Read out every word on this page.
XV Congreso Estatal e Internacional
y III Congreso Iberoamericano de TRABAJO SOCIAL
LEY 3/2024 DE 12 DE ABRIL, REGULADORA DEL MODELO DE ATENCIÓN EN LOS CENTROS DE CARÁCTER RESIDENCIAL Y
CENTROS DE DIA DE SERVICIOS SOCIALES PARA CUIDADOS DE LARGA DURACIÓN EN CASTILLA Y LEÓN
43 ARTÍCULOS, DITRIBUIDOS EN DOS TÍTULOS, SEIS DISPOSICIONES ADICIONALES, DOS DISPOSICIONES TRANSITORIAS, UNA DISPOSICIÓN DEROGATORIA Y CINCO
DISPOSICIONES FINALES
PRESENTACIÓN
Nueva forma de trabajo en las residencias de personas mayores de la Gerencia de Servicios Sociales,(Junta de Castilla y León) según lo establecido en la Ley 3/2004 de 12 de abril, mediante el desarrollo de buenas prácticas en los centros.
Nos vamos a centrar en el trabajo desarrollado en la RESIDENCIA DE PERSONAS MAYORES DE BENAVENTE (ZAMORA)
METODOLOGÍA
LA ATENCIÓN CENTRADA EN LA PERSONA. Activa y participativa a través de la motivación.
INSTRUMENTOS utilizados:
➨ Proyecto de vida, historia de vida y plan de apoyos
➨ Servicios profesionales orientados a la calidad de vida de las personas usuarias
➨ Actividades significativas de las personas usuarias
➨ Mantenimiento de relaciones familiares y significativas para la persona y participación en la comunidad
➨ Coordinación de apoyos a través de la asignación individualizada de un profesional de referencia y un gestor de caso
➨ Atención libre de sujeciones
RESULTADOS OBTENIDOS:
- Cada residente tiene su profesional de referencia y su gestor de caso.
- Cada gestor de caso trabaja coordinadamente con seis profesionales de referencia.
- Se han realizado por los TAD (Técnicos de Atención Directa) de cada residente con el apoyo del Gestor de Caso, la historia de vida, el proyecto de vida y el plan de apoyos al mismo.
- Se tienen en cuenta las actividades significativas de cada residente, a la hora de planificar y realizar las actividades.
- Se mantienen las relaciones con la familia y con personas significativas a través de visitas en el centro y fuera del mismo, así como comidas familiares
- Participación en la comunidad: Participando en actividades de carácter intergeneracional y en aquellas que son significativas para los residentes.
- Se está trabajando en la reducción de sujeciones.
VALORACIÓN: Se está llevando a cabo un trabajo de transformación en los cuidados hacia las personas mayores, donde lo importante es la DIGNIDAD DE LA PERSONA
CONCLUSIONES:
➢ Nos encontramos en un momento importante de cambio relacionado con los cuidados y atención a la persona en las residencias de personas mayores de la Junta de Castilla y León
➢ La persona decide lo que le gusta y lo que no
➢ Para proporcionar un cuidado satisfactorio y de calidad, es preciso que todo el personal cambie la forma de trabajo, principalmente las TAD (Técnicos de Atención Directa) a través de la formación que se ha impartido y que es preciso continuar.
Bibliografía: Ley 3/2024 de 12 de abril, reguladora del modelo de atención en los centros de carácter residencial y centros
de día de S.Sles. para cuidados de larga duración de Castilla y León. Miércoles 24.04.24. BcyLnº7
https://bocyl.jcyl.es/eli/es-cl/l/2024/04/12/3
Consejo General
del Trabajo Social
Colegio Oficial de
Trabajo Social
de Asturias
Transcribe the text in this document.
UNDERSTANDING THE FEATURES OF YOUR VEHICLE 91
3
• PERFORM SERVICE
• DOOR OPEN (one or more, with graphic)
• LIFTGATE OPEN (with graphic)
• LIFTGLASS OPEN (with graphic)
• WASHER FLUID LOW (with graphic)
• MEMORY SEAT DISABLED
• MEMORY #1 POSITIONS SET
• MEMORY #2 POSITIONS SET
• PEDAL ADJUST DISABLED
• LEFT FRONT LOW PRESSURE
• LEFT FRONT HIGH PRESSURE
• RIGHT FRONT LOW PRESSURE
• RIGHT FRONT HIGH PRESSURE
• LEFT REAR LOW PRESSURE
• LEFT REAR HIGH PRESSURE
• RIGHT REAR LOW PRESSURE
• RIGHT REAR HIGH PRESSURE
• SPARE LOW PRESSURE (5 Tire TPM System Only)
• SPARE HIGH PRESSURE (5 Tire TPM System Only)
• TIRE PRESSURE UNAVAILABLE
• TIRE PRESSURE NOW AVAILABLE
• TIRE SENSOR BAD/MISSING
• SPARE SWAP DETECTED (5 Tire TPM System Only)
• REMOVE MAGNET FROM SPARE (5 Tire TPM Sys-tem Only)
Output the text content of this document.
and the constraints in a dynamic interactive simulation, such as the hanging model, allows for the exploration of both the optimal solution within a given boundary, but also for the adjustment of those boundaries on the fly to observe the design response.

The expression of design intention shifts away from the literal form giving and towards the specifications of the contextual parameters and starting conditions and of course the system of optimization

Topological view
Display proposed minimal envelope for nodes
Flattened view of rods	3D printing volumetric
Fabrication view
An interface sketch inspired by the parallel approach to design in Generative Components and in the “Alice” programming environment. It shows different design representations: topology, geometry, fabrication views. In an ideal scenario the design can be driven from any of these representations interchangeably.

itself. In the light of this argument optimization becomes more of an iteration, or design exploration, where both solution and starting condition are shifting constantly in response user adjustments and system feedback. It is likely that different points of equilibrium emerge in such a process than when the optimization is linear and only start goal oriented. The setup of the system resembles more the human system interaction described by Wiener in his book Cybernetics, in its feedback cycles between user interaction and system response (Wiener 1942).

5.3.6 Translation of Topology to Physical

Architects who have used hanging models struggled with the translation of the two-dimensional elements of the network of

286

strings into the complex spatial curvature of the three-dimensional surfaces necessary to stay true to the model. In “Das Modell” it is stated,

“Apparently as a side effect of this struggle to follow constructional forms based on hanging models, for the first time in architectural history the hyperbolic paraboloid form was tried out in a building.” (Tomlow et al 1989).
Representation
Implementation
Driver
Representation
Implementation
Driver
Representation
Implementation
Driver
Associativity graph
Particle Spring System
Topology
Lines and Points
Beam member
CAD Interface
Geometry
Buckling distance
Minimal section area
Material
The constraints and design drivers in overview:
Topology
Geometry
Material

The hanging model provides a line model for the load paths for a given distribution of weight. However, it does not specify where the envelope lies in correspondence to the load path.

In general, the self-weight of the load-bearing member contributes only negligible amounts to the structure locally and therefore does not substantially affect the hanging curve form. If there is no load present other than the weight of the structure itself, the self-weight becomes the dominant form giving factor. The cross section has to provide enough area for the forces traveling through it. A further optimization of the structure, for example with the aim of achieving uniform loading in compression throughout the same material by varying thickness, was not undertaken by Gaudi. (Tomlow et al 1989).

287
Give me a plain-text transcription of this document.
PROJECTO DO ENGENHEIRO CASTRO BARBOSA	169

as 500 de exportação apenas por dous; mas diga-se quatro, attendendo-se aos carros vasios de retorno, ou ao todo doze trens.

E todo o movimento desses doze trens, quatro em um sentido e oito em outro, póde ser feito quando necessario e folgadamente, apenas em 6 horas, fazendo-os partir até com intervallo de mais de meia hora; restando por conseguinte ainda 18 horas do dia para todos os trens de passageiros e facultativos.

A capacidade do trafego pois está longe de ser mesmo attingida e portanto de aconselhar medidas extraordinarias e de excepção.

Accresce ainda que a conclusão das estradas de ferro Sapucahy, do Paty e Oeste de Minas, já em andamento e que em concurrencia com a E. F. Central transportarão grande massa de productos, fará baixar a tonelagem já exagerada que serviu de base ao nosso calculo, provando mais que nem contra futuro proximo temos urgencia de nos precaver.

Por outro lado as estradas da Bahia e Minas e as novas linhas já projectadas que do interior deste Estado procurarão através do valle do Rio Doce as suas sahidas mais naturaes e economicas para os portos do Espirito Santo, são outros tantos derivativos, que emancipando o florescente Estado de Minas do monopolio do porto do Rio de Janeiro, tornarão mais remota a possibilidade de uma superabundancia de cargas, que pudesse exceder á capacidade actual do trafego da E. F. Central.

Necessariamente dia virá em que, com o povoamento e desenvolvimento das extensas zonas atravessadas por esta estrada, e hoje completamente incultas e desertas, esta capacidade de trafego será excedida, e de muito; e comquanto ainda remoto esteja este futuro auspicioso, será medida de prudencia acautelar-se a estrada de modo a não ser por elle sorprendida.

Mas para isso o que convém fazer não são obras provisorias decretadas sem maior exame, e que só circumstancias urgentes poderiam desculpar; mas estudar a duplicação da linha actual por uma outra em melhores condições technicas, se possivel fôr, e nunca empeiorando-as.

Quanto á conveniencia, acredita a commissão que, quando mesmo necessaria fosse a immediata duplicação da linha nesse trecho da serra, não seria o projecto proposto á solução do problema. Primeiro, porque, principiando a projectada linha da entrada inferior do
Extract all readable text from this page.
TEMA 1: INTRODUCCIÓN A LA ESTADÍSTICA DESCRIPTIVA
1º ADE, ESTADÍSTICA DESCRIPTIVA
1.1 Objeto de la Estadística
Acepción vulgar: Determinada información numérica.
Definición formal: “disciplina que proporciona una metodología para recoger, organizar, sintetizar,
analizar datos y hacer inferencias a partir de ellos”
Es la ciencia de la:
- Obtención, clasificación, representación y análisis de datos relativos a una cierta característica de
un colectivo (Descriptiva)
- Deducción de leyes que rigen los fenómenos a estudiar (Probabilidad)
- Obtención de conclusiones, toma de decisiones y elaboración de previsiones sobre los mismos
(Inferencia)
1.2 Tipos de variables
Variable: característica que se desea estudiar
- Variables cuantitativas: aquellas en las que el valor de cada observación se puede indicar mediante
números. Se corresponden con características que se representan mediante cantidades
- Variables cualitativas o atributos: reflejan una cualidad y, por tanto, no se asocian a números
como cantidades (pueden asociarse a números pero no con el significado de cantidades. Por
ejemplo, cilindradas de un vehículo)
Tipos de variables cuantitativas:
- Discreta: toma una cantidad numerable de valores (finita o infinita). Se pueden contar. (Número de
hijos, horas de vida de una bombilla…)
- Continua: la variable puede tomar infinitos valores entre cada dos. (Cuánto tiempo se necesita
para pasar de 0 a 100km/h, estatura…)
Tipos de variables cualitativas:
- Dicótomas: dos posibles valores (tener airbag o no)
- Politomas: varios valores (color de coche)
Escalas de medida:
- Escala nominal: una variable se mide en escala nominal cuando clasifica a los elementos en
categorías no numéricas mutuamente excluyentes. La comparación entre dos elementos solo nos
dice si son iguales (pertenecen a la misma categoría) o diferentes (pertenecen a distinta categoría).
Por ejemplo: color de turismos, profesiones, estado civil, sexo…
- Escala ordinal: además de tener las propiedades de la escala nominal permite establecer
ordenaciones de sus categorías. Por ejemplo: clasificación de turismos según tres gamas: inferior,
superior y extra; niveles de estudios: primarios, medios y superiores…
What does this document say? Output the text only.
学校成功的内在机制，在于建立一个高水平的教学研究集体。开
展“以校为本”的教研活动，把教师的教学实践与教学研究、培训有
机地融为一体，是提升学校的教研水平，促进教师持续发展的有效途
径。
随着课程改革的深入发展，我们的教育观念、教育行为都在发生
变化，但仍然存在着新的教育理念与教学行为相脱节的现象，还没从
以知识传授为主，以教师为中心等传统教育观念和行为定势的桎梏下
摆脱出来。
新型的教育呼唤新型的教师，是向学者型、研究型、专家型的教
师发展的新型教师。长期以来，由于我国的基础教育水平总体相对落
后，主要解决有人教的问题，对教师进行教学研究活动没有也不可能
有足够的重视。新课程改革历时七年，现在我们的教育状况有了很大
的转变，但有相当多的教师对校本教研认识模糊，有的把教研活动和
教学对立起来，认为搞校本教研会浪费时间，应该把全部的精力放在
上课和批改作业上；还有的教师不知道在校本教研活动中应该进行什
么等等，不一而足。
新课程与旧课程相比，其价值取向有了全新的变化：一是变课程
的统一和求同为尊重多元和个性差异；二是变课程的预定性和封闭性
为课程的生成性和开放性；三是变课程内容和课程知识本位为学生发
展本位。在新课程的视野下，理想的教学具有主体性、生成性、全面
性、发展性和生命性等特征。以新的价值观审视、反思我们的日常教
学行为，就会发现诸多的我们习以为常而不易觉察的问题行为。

WHAT THIS TASK INVOLVES:
Pick out all lines from the data above in which the word "tener" appears.

EXERCISE RESPONSE:
- Dicótomas: dos posibles valores (tener airbag o no)
- Escala ordinal: además de tener las propiedades de la escala nominal permite establecer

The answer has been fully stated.